**Set problem:**
Work out how many lines of the listing hold "date", then state only that count.

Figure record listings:

────────────────────

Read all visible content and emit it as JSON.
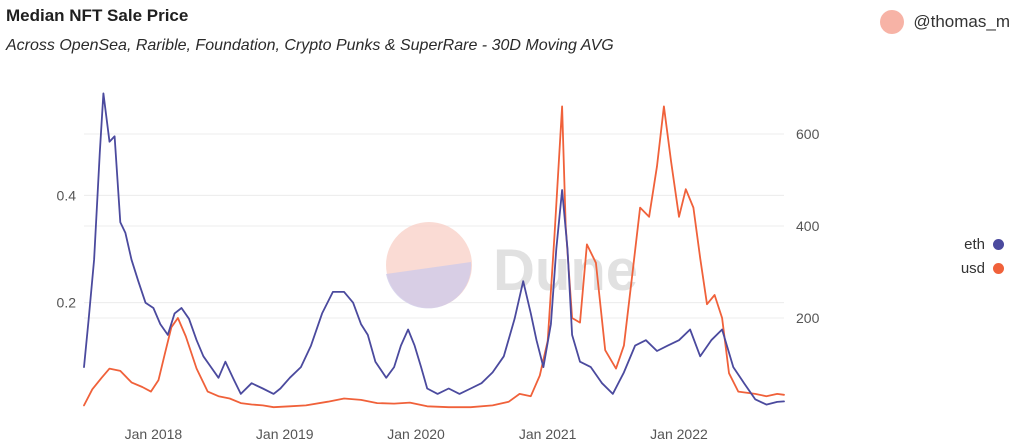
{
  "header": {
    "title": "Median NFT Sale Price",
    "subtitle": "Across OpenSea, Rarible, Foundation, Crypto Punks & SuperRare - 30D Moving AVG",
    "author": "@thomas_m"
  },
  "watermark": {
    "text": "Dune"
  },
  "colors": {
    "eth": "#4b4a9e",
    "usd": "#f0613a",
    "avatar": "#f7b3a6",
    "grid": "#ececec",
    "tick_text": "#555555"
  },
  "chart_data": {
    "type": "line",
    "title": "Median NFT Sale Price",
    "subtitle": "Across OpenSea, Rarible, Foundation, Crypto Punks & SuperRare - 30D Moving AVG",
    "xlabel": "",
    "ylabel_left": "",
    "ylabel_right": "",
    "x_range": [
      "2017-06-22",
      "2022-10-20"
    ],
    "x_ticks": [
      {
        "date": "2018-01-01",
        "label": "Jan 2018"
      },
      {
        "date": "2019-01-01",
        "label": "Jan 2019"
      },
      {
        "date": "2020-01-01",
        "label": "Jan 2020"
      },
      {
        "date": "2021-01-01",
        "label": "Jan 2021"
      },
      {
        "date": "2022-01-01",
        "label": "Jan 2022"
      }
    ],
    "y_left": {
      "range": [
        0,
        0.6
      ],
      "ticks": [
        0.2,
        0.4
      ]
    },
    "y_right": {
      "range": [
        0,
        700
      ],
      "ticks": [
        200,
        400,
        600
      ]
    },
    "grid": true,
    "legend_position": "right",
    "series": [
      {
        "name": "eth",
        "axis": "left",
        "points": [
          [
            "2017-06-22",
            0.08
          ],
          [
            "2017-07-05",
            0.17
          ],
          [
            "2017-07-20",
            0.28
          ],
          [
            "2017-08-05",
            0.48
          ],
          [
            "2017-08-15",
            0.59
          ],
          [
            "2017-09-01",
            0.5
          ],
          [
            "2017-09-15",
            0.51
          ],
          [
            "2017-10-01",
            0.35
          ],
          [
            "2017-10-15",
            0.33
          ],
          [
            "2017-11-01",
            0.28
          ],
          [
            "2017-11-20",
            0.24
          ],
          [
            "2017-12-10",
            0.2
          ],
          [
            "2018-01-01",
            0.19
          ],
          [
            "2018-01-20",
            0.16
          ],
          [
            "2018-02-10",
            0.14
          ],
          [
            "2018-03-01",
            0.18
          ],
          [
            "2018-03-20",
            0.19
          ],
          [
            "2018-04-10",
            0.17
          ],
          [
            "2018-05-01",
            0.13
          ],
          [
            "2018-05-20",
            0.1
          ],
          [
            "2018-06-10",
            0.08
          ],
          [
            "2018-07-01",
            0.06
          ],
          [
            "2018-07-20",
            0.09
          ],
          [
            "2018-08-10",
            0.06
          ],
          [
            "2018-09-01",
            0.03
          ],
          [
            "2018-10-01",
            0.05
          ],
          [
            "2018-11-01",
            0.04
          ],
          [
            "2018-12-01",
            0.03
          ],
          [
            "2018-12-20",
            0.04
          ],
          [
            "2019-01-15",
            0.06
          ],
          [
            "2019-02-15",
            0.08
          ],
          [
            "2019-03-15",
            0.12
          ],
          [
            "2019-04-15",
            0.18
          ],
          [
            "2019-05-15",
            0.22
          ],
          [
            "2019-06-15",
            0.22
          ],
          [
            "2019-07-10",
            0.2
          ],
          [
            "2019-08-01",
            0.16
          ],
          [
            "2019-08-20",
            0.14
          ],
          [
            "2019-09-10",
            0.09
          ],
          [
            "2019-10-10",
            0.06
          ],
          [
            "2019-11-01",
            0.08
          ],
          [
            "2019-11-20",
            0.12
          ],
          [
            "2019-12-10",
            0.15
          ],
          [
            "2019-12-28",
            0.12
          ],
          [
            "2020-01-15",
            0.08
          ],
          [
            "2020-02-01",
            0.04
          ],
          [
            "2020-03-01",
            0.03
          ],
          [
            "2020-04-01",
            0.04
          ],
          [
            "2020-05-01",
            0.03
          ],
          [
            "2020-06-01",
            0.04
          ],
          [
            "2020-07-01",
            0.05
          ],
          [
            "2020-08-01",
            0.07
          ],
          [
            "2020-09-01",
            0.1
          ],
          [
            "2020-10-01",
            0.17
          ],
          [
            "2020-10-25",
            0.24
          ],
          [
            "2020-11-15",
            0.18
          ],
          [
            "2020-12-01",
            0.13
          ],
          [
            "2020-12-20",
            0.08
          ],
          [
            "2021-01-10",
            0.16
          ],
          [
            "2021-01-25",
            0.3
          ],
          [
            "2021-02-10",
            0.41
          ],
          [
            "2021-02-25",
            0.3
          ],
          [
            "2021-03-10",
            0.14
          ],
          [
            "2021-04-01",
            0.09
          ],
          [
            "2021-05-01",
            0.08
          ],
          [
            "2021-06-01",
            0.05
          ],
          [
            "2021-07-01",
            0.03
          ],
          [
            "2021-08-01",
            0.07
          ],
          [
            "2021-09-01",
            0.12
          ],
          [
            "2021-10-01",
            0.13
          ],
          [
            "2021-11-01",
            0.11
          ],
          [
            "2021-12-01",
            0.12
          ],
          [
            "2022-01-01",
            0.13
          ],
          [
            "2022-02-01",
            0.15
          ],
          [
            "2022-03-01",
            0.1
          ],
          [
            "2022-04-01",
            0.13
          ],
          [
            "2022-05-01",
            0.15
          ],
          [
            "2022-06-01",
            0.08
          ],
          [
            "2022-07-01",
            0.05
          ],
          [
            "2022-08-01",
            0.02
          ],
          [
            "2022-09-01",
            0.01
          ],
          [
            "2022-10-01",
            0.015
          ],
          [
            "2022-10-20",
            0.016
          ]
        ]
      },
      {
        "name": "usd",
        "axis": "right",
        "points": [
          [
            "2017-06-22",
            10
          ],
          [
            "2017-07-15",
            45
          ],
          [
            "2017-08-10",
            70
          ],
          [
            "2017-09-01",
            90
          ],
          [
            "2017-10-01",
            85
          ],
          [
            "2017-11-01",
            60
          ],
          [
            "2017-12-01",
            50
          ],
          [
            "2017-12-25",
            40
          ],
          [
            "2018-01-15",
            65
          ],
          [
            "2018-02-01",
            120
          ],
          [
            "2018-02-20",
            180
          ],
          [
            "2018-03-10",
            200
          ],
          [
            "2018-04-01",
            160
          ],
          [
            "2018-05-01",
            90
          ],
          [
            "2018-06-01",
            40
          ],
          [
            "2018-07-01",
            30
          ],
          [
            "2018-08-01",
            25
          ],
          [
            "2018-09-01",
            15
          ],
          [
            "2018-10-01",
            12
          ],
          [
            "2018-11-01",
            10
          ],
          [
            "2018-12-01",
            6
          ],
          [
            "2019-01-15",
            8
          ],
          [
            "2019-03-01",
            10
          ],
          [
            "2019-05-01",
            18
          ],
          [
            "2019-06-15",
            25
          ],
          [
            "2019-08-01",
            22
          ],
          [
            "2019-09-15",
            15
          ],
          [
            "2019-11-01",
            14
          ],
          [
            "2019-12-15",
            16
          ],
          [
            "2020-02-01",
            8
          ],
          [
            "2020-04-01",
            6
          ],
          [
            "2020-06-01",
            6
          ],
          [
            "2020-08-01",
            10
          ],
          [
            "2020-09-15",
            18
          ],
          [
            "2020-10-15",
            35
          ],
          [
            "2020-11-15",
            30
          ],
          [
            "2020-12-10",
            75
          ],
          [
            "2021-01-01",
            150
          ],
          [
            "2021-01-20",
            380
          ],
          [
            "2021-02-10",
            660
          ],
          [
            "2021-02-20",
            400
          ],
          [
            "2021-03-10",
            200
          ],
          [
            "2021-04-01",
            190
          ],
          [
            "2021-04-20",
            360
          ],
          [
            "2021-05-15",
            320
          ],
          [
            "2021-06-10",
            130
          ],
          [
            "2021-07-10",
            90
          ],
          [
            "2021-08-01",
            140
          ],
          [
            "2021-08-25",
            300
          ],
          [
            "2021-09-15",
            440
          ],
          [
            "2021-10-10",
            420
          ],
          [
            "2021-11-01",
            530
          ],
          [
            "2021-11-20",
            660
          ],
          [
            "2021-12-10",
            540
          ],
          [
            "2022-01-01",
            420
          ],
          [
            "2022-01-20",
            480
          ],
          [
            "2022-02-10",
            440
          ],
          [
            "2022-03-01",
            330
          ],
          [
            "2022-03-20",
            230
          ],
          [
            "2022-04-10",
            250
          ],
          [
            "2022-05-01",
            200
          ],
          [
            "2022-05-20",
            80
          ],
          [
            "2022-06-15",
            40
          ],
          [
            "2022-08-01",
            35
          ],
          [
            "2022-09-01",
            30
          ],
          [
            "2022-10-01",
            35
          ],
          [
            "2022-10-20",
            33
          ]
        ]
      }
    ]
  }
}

────────────────────

**Solution to the problem:**
5